Stored records:

____________________

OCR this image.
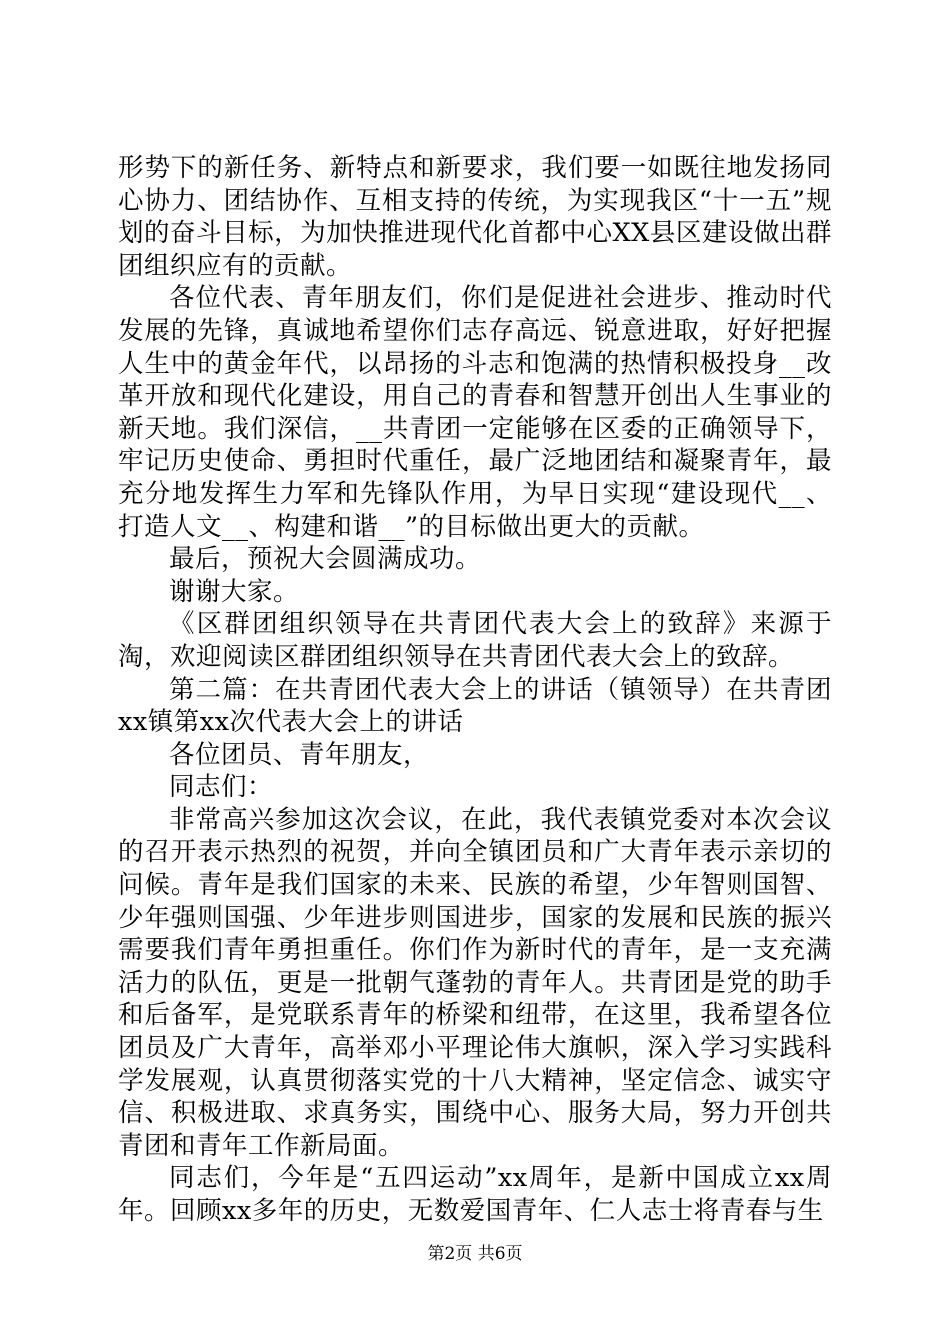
形势下的新任务、新特点和新要求，我们要一如既往地发扬同心协力、团结协作、互相支持的传统，为实现我区“十一五”规划的奋斗目标，为加快推进现代化首都中心XX县区建设做出群团组织应有的贡献。

各位代表、青年朋友们，你们是促进社会进步、推动时代发展的先锋，真诚地希望你们志存高远、锐意进取，好好把握人生中的黄金年代，以昂扬的斗志和饱满的热情积极投身__改革开放和现代化建设，用自己的青春和智慧开创出人生事业的新天地。我们深信，__共青团一定能够在区委的正确领导下，牢记历史使命、勇担时代重任，最广泛地团结和凝聚青年，最充分地发挥生力军和先锋队作用，为早日实现“建设现代__、打造人文__、构建和谐__”的目标做出更大的贡献。

最后，预祝大会圆满成功。

谢谢大家。

《区群团组织领导在共青团代表大会上的致辞》来源于淘，欢迎阅读区群团组织领导在共青团代表大会上的致辞。

第二篇：在共青团代表大会上的讲话（镇领导）在共青团xx镇第xx次代表大会上的讲话

各位团员、青年朋友，

同志们：

非常高兴参加这次会议，在此，我代表镇党委对本次会议的召开表示热烈的祝贺，并向全镇团员和广大青年表示亲切的问候。青年是我们国家的未来、民族的希望，少年智则国智、少年强则国强、少年进步则国进步，国家的发展和民族的振兴需要我们青年勇担重任。你们作为新时代的青年，是一支充满活力的队伍，更是一批朝气蓬勃的青年人。共青团是党的助手和后备军，是党联系青年的桥梁和纽带，在这里，我希望各位团员及广大青年，高举邓小平理论伟大旗帜，深入学习实践科学发展观，认真贯彻落实党的十八大精神，坚定信念、诚实守信、积极进取、求真务实，围绕中心、服务大局，努力开创共青团和青年工作新局面。

同志们，今年是“五四运动”xx周年，是新中国成立xx周年。回顾xx多年的历史，无数爱国青年、仁人志士将青春与生

第2页 共6页
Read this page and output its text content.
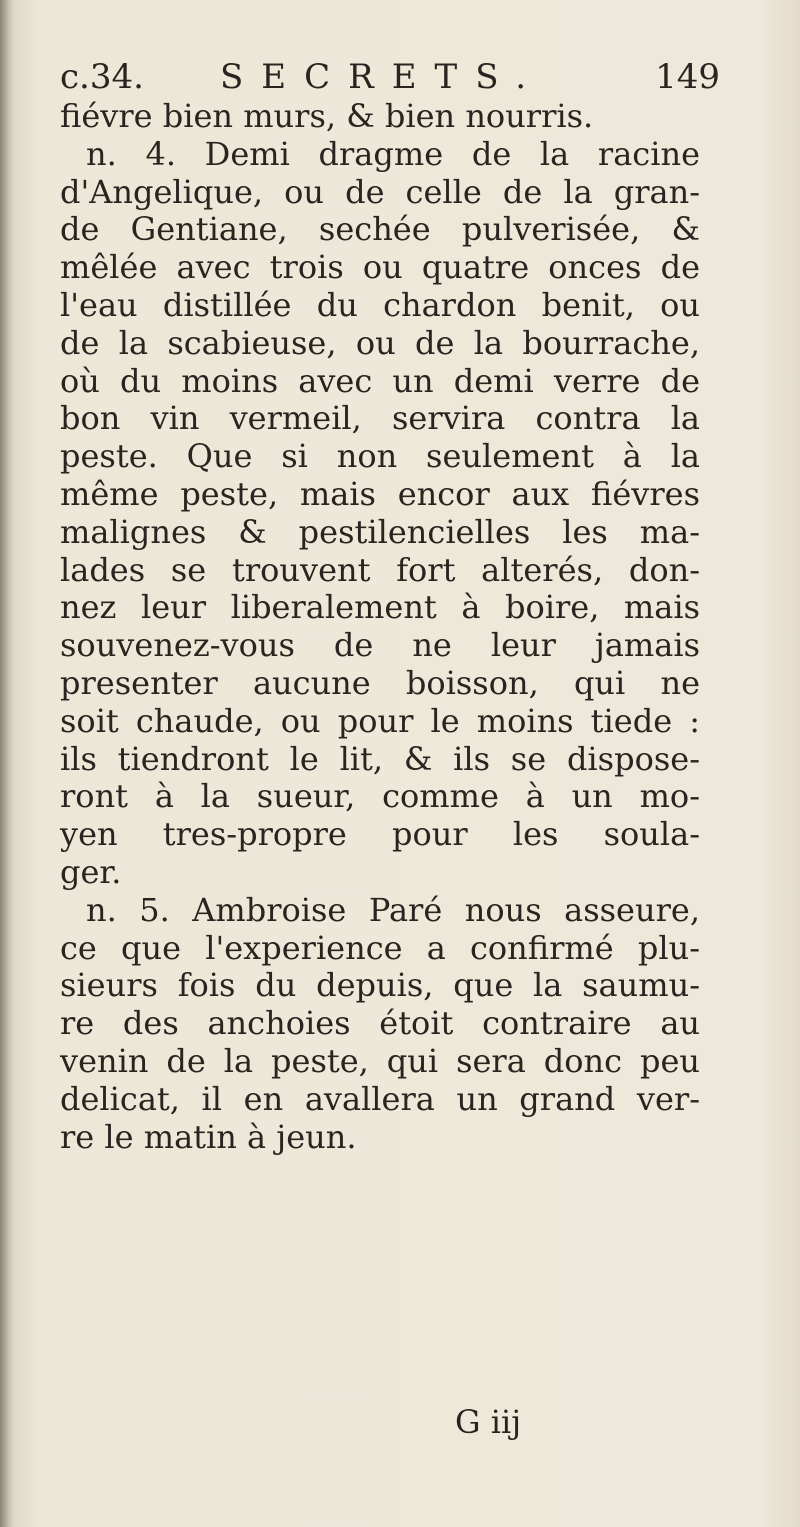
c.34. SECRETS.	149
fiévre bien murs, & bien nourris.
n. 4. Demi dragme de la racine
d'Angelique, ou de celle de la gran-
de Gentiane, sechée pulverisée, &
mêlée avec trois ou quatre onces de
l'eau distillée du chardon benit, ou
de la scabieuse, ou de la bourrache,
où du moins avec un demi verre de
bon vin vermeil, servira contra la
peste. Que si non seulement à la
même peste, mais encor aux fiévres
malignes & pestilencielles les ma-
lades se trouvent fort alterés, don-
nez leur liberalement à boire, mais
souvenez-vous de ne leur jamais
presenter aucune boisson, qui ne
soit chaude, ou pour le moins tiede :
ils tiendront le lit, & ils se dispose-
ront à la sueur, comme à un mo-
yen tres-propre pour les soula-
ger.
n. 5. Ambroise Paré nous asseure,
ce que l'experience a confirmé plu-
sieurs fois du depuis, que la saumu-
re des anchoies étoit contraire au
venin de la peste, qui sera donc peu
delicat, il en avallera un grand ver-
re le matin à jeun.
G iij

____________________

Pictures are excluded; output everything else in the data verbatim.

OCR this image.
形势下的新任务、新特点和新要求，我们要一如既往地发扬同心协力、团结协作、互相支持的传统，为实现我区“十一五”规划的奋斗目标，为加快推进现代化首都中心XX县区建设做出群团组织应有的贡献。

各位代表、青年朋友们，你们是促进社会进步、推动时代发展的先锋，真诚地希望你们志存高远、锐意进取，好好把握人生中的黄金年代，以昂扬的斗志和饱满的热情积极投身__改革开放和现代化建设，用自己的青春和智慧开创出人生事业的新天地。我们深信，__共青团一定能够在区委的正确领导下，牢记历史使命、勇担时代重任，最广泛地团结和凝聚青年，最充分地发挥生力军和先锋队作用，为早日实现“建设现代__、打造人文__、构建和谐__”的目标做出更大的贡献。

最后，预祝大会圆满成功。

谢谢大家。

《区群团组织领导在共青团代表大会上的致辞》来源于淘，欢迎阅读区群团组织领导在共青团代表大会上的致辞。

第二篇：在共青团代表大会上的讲话（镇领导）在共青团xx镇第xx次代表大会上的讲话

各位团员、青年朋友，

同志们：

非常高兴参加这次会议，在此，我代表镇党委对本次会议的召开表示热烈的祝贺，并向全镇团员和广大青年表示亲切的问候。青年是我们国家的未来、民族的希望，少年智则国智、少年强则国强、少年进步则国进步，国家的发展和民族的振兴需要我们青年勇担重任。你们作为新时代的青年，是一支充满活力的队伍，更是一批朝气蓬勃的青年人。共青团是党的助手和后备军，是党联系青年的桥梁和纽带，在这里，我希望各位团员及广大青年，高举邓小平理论伟大旗帜，深入学习实践科学发展观，认真贯彻落实党的十八大精神，坚定信念、诚实守信、积极进取、求真务实，围绕中心、服务大局，努力开创共青团和青年工作新局面。

同志们，今年是“五四运动”xx周年，是新中国成立xx周年。回顾xx多年的历史，无数爱国青年、仁人志士将青春与生

第2页 共6页
Read this page and output its text content.
c.34. SECRETS.	149
fiévre bien murs, & bien nourris.
n. 4. Demi dragme de la racine
d'Angelique, ou de celle de la gran-
de Gentiane, sechée pulverisée, &
mêlée avec trois ou quatre onces de
l'eau distillée du chardon benit, ou
de la scabieuse, ou de la bourrache,
où du moins avec un demi verre de
bon vin vermeil, servira contra la
peste. Que si non seulement à la
même peste, mais encor aux fiévres
malignes & pestilencielles les ma-
lades se trouvent fort alterés, don-
nez leur liberalement à boire, mais
souvenez-vous de ne leur jamais
presenter aucune boisson, qui ne
soit chaude, ou pour le moins tiede :
ils tiendront le lit, & ils se dispose-
ront à la sueur, comme à un mo-
yen tres-propre pour les soula-
ger.
n. 5. Ambroise Paré nous asseure,
ce que l'experience a confirmé plu-
sieurs fois du depuis, que la saumu-
re des anchoies étoit contraire au
venin de la peste, qui sera donc peu
delicat, il en avallera un grand ver-
re le matin à jeun.
G iij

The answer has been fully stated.